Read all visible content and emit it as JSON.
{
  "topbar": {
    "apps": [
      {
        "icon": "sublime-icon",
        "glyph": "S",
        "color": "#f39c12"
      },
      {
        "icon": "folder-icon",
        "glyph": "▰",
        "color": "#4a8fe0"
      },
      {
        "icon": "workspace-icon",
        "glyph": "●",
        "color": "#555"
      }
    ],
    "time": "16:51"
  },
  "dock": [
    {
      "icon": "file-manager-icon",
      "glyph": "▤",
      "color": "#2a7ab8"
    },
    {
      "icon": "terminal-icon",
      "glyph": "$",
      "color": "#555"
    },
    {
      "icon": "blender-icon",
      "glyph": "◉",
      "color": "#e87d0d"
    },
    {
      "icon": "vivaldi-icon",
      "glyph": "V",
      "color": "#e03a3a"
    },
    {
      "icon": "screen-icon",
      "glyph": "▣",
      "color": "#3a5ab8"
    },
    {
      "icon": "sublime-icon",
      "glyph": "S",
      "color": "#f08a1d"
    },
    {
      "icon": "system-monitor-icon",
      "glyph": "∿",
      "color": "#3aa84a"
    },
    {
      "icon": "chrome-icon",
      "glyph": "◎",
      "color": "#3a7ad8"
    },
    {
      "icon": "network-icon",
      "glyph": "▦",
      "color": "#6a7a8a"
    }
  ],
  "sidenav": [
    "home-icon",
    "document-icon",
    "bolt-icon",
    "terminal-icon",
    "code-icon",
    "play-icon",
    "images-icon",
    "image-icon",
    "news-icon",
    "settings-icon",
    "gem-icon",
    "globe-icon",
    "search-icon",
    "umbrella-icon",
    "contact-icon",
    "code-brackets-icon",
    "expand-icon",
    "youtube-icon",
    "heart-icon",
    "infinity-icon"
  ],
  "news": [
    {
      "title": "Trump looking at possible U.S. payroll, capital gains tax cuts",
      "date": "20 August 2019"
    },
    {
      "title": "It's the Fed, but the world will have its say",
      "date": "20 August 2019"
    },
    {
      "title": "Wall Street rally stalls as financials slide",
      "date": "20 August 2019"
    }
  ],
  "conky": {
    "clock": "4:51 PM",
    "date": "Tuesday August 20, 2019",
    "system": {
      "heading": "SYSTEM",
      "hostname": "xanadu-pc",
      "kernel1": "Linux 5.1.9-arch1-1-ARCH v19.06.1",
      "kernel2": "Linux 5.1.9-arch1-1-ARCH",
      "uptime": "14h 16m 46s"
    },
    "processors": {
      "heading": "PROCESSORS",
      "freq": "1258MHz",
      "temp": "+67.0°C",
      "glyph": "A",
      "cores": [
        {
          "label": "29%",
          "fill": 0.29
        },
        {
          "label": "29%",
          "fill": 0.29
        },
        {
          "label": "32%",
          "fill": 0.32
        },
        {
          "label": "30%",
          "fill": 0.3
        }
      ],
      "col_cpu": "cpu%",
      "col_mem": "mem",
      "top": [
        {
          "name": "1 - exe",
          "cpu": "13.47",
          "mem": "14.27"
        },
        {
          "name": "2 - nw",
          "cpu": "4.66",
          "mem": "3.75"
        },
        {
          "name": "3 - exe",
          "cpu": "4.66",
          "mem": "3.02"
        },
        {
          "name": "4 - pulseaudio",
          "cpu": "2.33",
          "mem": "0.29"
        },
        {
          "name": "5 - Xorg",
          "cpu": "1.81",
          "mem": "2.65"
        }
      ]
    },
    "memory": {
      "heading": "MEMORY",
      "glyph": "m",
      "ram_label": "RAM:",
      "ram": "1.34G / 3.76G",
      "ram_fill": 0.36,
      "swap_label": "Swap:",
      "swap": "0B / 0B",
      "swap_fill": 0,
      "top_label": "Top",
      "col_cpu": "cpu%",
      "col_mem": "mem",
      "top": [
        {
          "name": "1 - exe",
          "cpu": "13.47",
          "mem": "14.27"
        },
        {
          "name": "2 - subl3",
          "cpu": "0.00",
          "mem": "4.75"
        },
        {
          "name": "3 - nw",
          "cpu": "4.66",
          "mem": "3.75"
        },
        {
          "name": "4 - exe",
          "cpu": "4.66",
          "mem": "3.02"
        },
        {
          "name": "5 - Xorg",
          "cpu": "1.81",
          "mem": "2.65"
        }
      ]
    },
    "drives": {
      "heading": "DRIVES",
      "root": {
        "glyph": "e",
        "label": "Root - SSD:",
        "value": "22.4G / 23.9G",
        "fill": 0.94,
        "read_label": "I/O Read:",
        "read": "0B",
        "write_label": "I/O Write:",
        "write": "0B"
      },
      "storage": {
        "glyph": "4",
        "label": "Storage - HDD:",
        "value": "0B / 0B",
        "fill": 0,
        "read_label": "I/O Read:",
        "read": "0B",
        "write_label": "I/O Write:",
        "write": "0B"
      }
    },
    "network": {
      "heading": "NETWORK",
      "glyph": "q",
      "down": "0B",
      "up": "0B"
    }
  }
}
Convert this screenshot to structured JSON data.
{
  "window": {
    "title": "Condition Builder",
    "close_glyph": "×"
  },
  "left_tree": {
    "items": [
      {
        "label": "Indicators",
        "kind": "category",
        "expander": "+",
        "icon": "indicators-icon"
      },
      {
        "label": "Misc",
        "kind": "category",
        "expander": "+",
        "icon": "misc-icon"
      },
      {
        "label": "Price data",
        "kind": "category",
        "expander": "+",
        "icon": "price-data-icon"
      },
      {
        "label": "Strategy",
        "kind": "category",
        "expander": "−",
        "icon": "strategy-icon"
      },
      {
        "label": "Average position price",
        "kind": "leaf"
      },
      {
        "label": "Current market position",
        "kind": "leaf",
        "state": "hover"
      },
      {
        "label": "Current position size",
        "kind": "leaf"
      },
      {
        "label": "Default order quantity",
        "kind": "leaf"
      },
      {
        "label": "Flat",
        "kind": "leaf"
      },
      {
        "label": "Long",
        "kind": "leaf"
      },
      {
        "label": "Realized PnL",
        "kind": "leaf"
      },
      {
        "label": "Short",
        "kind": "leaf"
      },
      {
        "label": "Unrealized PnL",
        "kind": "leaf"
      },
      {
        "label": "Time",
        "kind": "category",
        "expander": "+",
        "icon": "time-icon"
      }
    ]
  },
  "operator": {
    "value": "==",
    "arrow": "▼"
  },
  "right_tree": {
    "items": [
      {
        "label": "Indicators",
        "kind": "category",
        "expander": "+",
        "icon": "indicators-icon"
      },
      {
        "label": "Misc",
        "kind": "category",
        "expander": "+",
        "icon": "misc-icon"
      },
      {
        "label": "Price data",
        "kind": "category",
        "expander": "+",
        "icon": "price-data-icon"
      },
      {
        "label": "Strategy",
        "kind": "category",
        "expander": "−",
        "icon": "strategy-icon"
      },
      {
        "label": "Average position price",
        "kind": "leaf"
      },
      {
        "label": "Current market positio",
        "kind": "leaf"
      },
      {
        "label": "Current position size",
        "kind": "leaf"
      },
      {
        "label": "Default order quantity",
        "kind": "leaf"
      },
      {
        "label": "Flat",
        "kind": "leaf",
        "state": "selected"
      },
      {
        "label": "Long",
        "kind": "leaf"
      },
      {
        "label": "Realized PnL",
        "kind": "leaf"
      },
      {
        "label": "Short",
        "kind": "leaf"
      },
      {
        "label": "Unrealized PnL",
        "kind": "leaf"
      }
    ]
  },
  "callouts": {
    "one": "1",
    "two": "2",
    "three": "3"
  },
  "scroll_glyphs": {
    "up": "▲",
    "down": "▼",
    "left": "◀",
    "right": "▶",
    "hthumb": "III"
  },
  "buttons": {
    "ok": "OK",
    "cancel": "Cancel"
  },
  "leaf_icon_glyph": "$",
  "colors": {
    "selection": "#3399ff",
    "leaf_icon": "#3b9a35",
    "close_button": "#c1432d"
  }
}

--------------------------------------------------

_Short exercise_
Write out every entry above, word for word.

_Response to the exercise_
Read all visible content and emit it as JSON.
{
  "topbar": {
    "apps": [
      {
        "icon": "sublime-icon",
        "glyph": "S",
        "color": "#f39c12"
      },
      {
        "icon": "folder-icon",
        "glyph": "▰",
        "color": "#4a8fe0"
      },
      {
        "icon": "workspace-icon",
        "glyph": "●",
        "color": "#555"
      }
    ],
    "time": "16:51"
  },
  "dock": [
    {
      "icon": "file-manager-icon",
      "glyph": "▤",
      "color": "#2a7ab8"
    },
    {
      "icon": "terminal-icon",
      "glyph": "$",
      "color": "#555"
    },
    {
      "icon": "blender-icon",
      "glyph": "◉",
      "color": "#e87d0d"
    },
    {
      "icon": "vivaldi-icon",
      "glyph": "V",
      "color": "#e03a3a"
    },
    {
      "icon": "screen-icon",
      "glyph": "▣",
      "color": "#3a5ab8"
    },
    {
      "icon": "sublime-icon",
      "glyph": "S",
      "color": "#f08a1d"
    },
    {
      "icon": "system-monitor-icon",
      "glyph": "∿",
      "color": "#3aa84a"
    },
    {
      "icon": "chrome-icon",
      "glyph": "◎",
      "color": "#3a7ad8"
    },
    {
      "icon": "network-icon",
      "glyph": "▦",
      "color": "#6a7a8a"
    }
  ],
  "sidenav": [
    "home-icon",
    "document-icon",
    "bolt-icon",
    "terminal-icon",
    "code-icon",
    "play-icon",
    "images-icon",
    "image-icon",
    "news-icon",
    "settings-icon",
    "gem-icon",
    "globe-icon",
    "search-icon",
    "umbrella-icon",
    "contact-icon",
    "code-brackets-icon",
    "expand-icon",
    "youtube-icon",
    "heart-icon",
    "infinity-icon"
  ],
  "news": [
    {
      "title": "Trump looking at possible U.S. payroll, capital gains tax cuts",
      "date": "20 August 2019"
    },
    {
      "title": "It's the Fed, but the world will have its say",
      "date": "20 August 2019"
    },
    {
      "title": "Wall Street rally stalls as financials slide",
      "date": "20 August 2019"
    }
  ],
  "conky": {
    "clock": "4:51 PM",
    "date": "Tuesday August 20, 2019",
    "system": {
      "heading": "SYSTEM",
      "hostname": "xanadu-pc",
      "kernel1": "Linux 5.1.9-arch1-1-ARCH v19.06.1",
      "kernel2": "Linux 5.1.9-arch1-1-ARCH",
      "uptime": "14h 16m 46s"
    },
    "processors": {
      "heading": "PROCESSORS",
      "freq": "1258MHz",
      "temp": "+67.0°C",
      "glyph": "A",
      "cores": [
        {
          "label": "29%",
          "fill": 0.29
        },
        {
          "label": "29%",
          "fill": 0.29
        },
        {
          "label": "32%",
          "fill": 0.32
        },
        {
          "label": "30%",
          "fill": 0.3
        }
      ],
      "col_cpu": "cpu%",
      "col_mem": "mem",
      "top": [
        {
          "name": "1 - exe",
          "cpu": "13.47",
          "mem": "14.27"
        },
        {
          "name": "2 - nw",
          "cpu": "4.66",
          "mem": "3.75"
        },
        {
          "name": "3 - exe",
          "cpu": "4.66",
          "mem": "3.02"
        },
        {
          "name": "4 - pulseaudio",
          "cpu": "2.33",
          "mem": "0.29"
        },
        {
          "name": "5 - Xorg",
          "cpu": "1.81",
          "mem": "2.65"
        }
      ]
    },
    "memory": {
      "heading": "MEMORY",
      "glyph": "m",
      "ram_label": "RAM:",
      "ram": "1.34G / 3.76G",
      "ram_fill": 0.36,
      "swap_label": "Swap:",
      "swap": "0B / 0B",
      "swap_fill": 0,
      "top_label": "Top",
      "col_cpu": "cpu%",
      "col_mem": "mem",
      "top": [
        {
          "name": "1 - exe",
          "cpu": "13.47",
          "mem": "14.27"
        },
        {
          "name": "2 - subl3",
          "cpu": "0.00",
          "mem": "4.75"
        },
        {
          "name": "3 - nw",
          "cpu": "4.66",
          "mem": "3.75"
        },
        {
          "name": "4 - exe",
          "cpu": "4.66",
          "mem": "3.02"
        },
        {
          "name": "5 - Xorg",
          "cpu": "1.81",
          "mem": "2.65"
        }
      ]
    },
    "drives": {
      "heading": "DRIVES",
      "root": {
        "glyph": "e",
        "label": "Root - SSD:",
        "value": "22.4G / 23.9G",
        "fill": 0.94,
        "read_label": "I/O Read:",
        "read": "0B",
        "write_label": "I/O Write:",
        "write": "0B"
      },
      "storage": {
        "glyph": "4",
        "label": "Storage - HDD:",
        "value": "0B / 0B",
        "fill": 0,
        "read_label": "I/O Read:",
        "read": "0B",
        "write_label": "I/O Write:",
        "write": "0B"
      }
    },
    "network": {
      "heading": "NETWORK",
      "glyph": "q",
      "down": "0B",
      "up": "0B"
    }
  }
}
Convert this screenshot to structured JSON data.
{
  "window": {
    "title": "Condition Builder",
    "close_glyph": "×"
  },
  "left_tree": {
    "items": [
      {
        "label": "Indicators",
        "kind": "category",
        "expander": "+",
        "icon": "indicators-icon"
      },
      {
        "label": "Misc",
        "kind": "category",
        "expander": "+",
        "icon": "misc-icon"
      },
      {
        "label": "Price data",
        "kind": "category",
        "expander": "+",
        "icon": "price-data-icon"
      },
      {
        "label": "Strategy",
        "kind": "category",
        "expander": "−",
        "icon": "strategy-icon"
      },
      {
        "label": "Average position price",
        "kind": "leaf"
      },
      {
        "label": "Current market position",
        "kind": "leaf",
        "state": "hover"
      },
      {
        "label": "Current position size",
        "kind": "leaf"
      },
      {
        "label": "Default order quantity",
        "kind": "leaf"
      },
      {
        "label": "Flat",
        "kind": "leaf"
      },
      {
        "label": "Long",
        "kind": "leaf"
      },
      {
        "label": "Realized PnL",
        "kind": "leaf"
      },
      {
        "label": "Short",
        "kind": "leaf"
      },
      {
        "label": "Unrealized PnL",
        "kind": "leaf"
      },
      {
        "label": "Time",
        "kind": "category",
        "expander": "+",
        "icon": "time-icon"
      }
    ]
  },
  "operator": {
    "value": "==",
    "arrow": "▼"
  },
  "right_tree": {
    "items": [
      {
        "label": "Indicators",
        "kind": "category",
        "expander": "+",
        "icon": "indicators-icon"
      },
      {
        "label": "Misc",
        "kind": "category",
        "expander": "+",
        "icon": "misc-icon"
      },
      {
        "label": "Price data",
        "kind": "category",
        "expander": "+",
        "icon": "price-data-icon"
      },
      {
        "label": "Strategy",
        "kind": "category",
        "expander": "−",
        "icon": "strategy-icon"
      },
      {
        "label": "Average position price",
        "kind": "leaf"
      },
      {
        "label": "Current market positio",
        "kind": "leaf"
      },
      {
        "label": "Current position size",
        "kind": "leaf"
      },
      {
        "label": "Default order quantity",
        "kind": "leaf"
      },
      {
        "label": "Flat",
        "kind": "leaf",
        "state": "selected"
      },
      {
        "label": "Long",
        "kind": "leaf"
      },
      {
        "label": "Realized PnL",
        "kind": "leaf"
      },
      {
        "label": "Short",
        "kind": "leaf"
      },
      {
        "label": "Unrealized PnL",
        "kind": "leaf"
      }
    ]
  },
  "callouts": {
    "one": "1",
    "two": "2",
    "three": "3"
  },
  "scroll_glyphs": {
    "up": "▲",
    "down": "▼",
    "left": "◀",
    "right": "▶",
    "hthumb": "III"
  },
  "buttons": {
    "ok": "OK",
    "cancel": "Cancel"
  },
  "leaf_icon_glyph": "$",
  "colors": {
    "selection": "#3399ff",
    "leaf_icon": "#3b9a35",
    "close_button": "#c1432d"
  }
}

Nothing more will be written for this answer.